### Set exercise
Go through the data below line by line and count those containing the word "władza". Reply with the count only.

### Given records
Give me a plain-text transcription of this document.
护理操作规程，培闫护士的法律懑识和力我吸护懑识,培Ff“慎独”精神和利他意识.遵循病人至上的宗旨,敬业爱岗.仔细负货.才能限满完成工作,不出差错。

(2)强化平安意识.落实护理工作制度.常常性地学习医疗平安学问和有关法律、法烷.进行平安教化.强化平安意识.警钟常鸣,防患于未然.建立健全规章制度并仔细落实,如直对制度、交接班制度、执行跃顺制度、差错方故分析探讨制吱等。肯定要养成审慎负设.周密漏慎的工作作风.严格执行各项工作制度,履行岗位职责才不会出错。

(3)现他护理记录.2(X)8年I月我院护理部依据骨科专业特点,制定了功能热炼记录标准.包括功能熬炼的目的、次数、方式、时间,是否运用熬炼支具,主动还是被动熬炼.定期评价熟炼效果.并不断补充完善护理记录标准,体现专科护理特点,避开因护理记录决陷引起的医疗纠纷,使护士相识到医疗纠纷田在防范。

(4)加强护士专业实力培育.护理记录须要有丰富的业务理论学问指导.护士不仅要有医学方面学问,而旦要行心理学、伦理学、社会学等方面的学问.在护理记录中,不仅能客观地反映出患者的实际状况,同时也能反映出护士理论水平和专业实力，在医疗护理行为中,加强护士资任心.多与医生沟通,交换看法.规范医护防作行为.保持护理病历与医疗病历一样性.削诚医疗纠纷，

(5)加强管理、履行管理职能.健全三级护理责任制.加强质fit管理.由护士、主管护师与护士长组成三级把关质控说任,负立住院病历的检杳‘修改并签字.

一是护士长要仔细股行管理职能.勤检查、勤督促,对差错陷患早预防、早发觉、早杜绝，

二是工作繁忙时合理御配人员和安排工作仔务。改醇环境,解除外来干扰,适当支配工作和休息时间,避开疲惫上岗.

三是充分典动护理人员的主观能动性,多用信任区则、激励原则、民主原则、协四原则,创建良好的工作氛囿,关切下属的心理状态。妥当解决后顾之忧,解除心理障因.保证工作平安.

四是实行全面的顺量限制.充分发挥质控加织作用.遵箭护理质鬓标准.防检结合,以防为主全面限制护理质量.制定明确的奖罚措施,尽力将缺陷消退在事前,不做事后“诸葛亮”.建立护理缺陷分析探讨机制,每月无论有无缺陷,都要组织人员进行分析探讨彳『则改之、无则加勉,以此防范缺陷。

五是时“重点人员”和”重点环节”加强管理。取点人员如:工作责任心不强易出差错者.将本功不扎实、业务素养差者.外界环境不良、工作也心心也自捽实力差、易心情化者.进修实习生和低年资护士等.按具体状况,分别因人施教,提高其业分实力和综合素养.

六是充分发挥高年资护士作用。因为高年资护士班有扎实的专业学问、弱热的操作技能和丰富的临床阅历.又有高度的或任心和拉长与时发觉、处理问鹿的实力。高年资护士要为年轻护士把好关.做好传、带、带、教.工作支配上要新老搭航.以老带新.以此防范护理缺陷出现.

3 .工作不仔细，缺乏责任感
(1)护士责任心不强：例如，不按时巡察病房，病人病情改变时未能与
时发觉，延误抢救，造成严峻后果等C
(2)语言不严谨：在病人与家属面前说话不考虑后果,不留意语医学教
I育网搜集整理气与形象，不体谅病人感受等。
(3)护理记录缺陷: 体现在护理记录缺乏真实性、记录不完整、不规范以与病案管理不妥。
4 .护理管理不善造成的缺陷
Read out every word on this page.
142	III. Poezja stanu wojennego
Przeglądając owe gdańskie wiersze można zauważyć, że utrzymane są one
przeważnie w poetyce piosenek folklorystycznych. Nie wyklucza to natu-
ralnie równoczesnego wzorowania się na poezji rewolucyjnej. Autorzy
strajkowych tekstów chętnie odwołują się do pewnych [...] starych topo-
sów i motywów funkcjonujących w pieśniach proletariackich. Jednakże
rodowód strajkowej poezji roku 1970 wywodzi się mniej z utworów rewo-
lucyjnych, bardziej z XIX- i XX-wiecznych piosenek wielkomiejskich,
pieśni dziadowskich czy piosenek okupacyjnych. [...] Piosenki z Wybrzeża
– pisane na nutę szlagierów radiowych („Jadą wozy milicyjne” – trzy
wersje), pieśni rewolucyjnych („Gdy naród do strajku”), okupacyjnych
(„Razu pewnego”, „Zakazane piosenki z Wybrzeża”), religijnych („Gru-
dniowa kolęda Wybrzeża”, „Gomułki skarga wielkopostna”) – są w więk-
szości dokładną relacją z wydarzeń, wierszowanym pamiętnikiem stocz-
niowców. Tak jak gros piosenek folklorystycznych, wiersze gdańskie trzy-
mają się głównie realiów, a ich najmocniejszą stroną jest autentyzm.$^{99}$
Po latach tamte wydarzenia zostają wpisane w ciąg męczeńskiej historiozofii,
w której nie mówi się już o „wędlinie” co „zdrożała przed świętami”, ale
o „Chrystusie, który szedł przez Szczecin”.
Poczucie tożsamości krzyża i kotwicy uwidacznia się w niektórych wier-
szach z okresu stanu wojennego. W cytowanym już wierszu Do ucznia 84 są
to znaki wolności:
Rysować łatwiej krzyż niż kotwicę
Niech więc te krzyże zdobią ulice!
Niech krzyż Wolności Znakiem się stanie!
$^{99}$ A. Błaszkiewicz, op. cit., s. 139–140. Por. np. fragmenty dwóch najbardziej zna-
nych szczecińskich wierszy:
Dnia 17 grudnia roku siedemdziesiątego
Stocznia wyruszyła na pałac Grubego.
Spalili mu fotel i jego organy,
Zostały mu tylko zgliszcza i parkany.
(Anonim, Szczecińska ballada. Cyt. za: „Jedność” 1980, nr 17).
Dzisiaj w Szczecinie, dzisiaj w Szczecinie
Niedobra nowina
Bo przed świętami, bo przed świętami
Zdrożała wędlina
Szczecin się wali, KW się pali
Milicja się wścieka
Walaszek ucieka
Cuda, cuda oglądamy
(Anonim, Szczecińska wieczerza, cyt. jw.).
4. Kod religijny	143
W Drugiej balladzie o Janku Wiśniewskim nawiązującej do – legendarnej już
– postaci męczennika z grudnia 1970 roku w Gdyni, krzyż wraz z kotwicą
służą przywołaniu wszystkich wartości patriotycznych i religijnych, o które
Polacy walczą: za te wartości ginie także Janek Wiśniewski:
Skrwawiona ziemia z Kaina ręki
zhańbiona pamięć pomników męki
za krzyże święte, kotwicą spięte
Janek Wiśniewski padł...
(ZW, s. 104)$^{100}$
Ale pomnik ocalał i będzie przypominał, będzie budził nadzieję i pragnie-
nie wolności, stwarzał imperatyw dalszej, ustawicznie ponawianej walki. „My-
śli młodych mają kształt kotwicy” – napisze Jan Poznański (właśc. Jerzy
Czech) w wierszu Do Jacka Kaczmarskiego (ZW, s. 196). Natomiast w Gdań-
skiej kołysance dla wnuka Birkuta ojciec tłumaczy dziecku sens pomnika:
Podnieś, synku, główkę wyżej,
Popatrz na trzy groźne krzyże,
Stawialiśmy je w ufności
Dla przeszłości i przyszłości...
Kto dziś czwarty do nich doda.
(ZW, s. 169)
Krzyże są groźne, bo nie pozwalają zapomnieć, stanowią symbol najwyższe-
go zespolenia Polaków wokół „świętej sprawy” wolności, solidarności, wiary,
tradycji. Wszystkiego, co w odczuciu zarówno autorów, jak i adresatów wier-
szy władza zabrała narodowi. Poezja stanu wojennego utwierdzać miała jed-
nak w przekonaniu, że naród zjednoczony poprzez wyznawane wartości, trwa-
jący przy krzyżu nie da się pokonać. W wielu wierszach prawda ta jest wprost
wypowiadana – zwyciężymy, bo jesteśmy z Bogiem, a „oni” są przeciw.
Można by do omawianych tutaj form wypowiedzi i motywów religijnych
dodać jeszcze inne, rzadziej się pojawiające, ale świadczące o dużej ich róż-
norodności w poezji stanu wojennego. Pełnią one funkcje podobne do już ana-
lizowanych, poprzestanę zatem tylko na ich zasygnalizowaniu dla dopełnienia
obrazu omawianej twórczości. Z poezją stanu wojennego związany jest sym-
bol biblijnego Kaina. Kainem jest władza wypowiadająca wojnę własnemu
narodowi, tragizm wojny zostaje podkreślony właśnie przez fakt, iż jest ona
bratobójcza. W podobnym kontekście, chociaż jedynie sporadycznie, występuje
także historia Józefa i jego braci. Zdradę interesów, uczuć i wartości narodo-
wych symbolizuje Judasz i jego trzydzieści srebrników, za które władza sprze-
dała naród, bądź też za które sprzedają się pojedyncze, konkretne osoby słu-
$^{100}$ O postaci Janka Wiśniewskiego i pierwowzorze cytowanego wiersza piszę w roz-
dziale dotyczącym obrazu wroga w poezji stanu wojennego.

### Solution below
3